▶ _Stated goal_:
Show each line of the data below that has the string "krakowski" in it.
'''
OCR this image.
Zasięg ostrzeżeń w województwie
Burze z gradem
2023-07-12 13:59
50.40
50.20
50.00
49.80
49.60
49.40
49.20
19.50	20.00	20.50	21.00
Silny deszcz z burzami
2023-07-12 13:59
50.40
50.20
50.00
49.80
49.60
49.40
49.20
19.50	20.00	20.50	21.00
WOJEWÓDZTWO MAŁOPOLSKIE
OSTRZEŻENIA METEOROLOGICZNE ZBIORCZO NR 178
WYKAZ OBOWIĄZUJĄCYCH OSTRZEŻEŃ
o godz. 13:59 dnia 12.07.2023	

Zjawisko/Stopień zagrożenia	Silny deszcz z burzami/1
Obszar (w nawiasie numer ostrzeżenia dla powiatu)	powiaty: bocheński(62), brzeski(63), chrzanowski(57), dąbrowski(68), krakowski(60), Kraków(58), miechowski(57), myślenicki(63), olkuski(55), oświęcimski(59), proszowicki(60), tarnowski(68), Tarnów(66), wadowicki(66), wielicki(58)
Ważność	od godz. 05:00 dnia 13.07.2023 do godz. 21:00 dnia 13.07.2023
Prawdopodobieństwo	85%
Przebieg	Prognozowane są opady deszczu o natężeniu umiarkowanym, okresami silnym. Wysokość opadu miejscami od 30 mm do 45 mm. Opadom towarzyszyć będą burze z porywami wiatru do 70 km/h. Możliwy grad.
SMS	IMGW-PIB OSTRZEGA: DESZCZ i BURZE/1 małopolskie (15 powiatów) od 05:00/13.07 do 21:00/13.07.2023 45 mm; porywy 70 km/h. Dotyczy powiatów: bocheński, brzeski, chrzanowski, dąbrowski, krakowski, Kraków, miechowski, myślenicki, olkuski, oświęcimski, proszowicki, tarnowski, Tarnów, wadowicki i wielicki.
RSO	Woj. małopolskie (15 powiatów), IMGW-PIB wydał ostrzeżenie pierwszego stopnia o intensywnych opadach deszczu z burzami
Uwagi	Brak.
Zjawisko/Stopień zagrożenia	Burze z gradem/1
'''
▶ _Reply to the exercise_:
Obszar (w nawiasie numer ostrzeżenia dla powiatu)	powiaty: bocheński(62), brzeski(63), chrzanowski(57), dąbrowski(68), krakowski(60), Kraków(58), miechowski(57), myślenicki(63), olkuski(55), oświęcimski(59), proszowicki(60), tarnowski(68), Tarnów(66), wadowicki(66), wielicki(58)
SMS	IMGW-PIB OSTRZEGA: DESZCZ i BURZE/1 małopolskie (15 powiatów) od 05:00/13.07 do 21:00/13.07.2023 45 mm; porywy 70 km/h. Dotyczy powiatów: bocheński, brzeski, chrzanowski, dąbrowski, krakowski, Kraków, miechowski, myślenicki, olkuski, oświęcimski, proszowicki, tarnowski, Tarnów, wadowicki i wielicki.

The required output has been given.